§ **THE DATA**
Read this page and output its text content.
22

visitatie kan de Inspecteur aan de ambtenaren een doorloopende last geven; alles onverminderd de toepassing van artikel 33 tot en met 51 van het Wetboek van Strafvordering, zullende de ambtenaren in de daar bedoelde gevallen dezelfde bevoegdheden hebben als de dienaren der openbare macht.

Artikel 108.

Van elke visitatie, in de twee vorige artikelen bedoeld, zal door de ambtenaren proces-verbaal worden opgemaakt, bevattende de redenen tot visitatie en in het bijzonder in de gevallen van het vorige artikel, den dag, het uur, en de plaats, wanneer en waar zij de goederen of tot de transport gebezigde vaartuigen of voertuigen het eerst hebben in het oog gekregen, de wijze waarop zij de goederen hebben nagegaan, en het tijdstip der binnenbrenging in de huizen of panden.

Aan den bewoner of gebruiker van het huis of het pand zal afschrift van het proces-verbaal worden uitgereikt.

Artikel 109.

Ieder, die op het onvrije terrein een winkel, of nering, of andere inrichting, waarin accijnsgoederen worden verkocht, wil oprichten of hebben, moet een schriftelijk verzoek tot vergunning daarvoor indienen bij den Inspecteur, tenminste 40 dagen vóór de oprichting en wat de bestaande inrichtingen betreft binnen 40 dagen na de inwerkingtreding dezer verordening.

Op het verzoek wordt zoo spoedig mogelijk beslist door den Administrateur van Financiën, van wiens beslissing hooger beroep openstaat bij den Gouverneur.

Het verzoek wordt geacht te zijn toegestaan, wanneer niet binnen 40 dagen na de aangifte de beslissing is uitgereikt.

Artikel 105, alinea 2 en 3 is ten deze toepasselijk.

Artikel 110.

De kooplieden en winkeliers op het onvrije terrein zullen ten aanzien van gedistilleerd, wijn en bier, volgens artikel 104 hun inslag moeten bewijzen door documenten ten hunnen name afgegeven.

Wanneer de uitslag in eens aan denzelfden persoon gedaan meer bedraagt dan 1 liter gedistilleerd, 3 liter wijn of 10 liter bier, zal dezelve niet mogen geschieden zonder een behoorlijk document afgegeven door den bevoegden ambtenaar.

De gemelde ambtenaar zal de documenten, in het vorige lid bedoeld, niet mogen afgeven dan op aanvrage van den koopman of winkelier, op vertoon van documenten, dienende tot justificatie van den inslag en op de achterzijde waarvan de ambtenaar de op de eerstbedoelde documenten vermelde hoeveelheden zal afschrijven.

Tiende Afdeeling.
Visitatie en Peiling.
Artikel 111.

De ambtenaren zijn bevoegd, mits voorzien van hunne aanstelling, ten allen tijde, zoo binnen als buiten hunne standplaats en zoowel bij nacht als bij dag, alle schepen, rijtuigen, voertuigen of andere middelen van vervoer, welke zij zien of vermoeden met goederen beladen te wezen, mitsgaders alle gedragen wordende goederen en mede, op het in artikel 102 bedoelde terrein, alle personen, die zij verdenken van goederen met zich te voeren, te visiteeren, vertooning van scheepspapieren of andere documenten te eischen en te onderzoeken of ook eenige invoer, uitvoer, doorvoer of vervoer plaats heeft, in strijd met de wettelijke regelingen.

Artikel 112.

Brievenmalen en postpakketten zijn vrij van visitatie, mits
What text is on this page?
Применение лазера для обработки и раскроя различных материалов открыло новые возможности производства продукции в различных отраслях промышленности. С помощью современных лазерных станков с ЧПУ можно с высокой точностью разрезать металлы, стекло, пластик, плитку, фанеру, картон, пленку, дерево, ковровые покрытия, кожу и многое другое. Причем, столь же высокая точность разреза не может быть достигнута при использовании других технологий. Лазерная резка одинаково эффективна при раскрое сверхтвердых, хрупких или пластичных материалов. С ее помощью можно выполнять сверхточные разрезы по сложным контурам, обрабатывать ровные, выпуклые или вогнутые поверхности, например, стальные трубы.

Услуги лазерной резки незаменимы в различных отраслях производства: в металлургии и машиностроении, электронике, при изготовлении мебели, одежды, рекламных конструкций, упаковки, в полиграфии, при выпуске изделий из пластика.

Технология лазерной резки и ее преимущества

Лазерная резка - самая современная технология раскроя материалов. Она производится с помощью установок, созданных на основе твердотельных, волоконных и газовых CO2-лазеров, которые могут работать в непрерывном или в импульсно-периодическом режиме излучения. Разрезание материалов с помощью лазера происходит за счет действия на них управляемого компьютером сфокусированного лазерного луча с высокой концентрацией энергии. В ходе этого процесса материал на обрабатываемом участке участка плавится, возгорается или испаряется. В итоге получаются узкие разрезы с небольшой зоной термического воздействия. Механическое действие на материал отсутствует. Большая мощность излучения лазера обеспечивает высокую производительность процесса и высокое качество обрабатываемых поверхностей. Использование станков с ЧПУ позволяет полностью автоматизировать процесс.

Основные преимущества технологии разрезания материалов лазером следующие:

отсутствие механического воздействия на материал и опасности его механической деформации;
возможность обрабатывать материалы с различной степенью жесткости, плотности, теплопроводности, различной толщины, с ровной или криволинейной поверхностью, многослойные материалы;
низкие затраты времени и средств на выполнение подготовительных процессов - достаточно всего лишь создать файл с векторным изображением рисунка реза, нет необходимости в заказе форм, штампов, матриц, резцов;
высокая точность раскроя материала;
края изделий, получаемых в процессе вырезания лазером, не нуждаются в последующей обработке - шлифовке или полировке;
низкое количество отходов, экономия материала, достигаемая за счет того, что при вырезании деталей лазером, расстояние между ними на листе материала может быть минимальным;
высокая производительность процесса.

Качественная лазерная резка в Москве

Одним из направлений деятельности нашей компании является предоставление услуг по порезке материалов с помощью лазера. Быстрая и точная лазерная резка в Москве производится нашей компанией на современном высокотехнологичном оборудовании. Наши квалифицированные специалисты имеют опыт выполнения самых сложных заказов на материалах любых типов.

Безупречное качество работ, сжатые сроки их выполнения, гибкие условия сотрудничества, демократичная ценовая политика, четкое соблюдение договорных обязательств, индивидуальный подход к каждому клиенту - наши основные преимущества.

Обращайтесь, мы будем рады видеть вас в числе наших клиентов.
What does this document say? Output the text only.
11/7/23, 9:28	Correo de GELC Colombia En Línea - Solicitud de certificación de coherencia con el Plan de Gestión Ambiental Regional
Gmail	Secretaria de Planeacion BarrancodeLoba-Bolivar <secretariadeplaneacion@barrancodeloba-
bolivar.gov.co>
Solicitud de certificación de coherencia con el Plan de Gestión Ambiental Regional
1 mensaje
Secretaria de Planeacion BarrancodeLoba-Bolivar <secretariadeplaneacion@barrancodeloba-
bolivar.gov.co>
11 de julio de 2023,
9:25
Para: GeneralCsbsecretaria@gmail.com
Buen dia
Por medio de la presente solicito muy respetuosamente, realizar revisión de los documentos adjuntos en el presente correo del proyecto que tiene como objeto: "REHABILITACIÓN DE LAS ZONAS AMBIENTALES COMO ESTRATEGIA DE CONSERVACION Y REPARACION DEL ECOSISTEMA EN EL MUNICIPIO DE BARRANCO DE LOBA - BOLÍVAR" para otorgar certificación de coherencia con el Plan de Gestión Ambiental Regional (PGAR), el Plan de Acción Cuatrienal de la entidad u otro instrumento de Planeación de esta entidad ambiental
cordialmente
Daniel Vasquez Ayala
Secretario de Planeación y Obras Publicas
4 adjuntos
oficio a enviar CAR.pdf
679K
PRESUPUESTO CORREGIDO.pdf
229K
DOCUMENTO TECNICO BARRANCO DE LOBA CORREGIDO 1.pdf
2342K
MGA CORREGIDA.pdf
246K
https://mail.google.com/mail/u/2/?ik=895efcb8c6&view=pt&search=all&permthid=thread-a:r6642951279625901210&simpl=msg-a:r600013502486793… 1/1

§ **SHORT TASK**
Locate the word "wordt" in the data above. Copy every line carrying it.

§ **THE SOLUTION**
Op het verzoek wordt zoo spoedig mogelijk beslist door den Administrateur van Financiën, van wiens beslissing hooger beroep openstaat bij den Gouverneur.
Het verzoek wordt geacht te zijn toegestaan, wanneer niet binnen 40 dagen na de aangifte de beslissing is uitgereikt.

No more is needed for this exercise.